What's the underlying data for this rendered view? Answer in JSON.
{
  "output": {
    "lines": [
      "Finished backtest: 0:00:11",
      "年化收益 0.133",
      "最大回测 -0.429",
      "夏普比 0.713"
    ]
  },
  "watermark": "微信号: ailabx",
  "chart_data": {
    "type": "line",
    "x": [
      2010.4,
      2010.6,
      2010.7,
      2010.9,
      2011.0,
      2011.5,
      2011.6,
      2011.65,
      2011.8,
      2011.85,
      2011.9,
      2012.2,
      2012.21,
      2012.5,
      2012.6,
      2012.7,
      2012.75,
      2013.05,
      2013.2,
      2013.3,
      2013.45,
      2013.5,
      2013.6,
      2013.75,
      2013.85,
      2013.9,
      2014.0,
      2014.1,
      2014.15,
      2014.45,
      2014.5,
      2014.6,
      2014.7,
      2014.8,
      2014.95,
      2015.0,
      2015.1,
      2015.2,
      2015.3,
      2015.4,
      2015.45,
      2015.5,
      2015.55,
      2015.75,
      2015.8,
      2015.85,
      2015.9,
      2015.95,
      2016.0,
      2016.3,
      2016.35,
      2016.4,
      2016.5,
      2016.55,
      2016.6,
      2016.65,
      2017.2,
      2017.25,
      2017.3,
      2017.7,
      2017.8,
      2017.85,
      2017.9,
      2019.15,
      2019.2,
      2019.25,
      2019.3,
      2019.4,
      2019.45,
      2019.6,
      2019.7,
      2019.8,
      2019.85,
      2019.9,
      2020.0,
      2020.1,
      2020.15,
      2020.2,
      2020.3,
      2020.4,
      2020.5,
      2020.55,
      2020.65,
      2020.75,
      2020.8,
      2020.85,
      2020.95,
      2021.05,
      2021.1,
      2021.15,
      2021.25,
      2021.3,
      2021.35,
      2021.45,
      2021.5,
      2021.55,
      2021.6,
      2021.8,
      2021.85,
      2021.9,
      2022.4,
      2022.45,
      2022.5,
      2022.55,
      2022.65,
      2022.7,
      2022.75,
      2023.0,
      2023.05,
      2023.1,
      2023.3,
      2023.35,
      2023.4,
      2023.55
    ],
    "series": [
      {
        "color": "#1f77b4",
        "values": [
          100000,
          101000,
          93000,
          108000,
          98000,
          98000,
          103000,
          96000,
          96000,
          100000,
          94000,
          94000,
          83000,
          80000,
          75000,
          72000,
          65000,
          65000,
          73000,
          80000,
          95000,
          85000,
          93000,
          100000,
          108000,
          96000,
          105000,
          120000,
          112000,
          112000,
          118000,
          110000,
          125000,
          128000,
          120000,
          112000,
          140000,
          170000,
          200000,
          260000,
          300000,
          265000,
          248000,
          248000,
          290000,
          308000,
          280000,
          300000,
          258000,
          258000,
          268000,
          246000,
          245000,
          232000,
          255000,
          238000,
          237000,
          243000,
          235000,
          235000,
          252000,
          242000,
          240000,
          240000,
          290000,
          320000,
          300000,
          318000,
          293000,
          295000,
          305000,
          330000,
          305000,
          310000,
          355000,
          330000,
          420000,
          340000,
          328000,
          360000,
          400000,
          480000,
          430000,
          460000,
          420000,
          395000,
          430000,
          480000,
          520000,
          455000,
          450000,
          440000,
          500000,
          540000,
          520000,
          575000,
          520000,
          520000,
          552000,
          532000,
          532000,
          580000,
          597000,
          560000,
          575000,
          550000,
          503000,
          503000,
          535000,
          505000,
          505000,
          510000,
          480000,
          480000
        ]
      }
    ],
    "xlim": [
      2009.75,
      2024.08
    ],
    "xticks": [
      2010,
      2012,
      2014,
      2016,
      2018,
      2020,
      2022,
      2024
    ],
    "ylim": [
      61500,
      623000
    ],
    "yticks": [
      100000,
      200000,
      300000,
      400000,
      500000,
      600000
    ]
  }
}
================================
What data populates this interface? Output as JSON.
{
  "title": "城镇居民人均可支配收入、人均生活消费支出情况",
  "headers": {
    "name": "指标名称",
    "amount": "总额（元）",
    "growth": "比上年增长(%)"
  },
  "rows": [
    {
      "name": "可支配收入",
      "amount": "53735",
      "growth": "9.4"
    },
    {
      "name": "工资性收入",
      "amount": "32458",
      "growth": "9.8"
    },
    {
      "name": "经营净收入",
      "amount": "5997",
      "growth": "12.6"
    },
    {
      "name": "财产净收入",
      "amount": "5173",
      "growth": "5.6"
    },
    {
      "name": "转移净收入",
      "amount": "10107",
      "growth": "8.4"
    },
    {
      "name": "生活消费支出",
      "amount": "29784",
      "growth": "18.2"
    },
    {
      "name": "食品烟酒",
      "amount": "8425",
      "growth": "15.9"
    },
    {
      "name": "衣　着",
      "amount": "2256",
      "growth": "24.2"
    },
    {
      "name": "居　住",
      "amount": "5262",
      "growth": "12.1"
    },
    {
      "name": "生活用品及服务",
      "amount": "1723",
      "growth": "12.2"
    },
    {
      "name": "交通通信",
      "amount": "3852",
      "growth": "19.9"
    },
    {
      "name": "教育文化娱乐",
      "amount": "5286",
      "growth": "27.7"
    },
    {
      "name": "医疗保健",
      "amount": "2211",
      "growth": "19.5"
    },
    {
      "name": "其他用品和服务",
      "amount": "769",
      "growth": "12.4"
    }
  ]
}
================================
Aim -
Show all lines from the data above in which the word "this" appears.

Complete response -
What's the underlying data for this rendered view? Answer in JSON.
What data populates this interface? Output as JSON.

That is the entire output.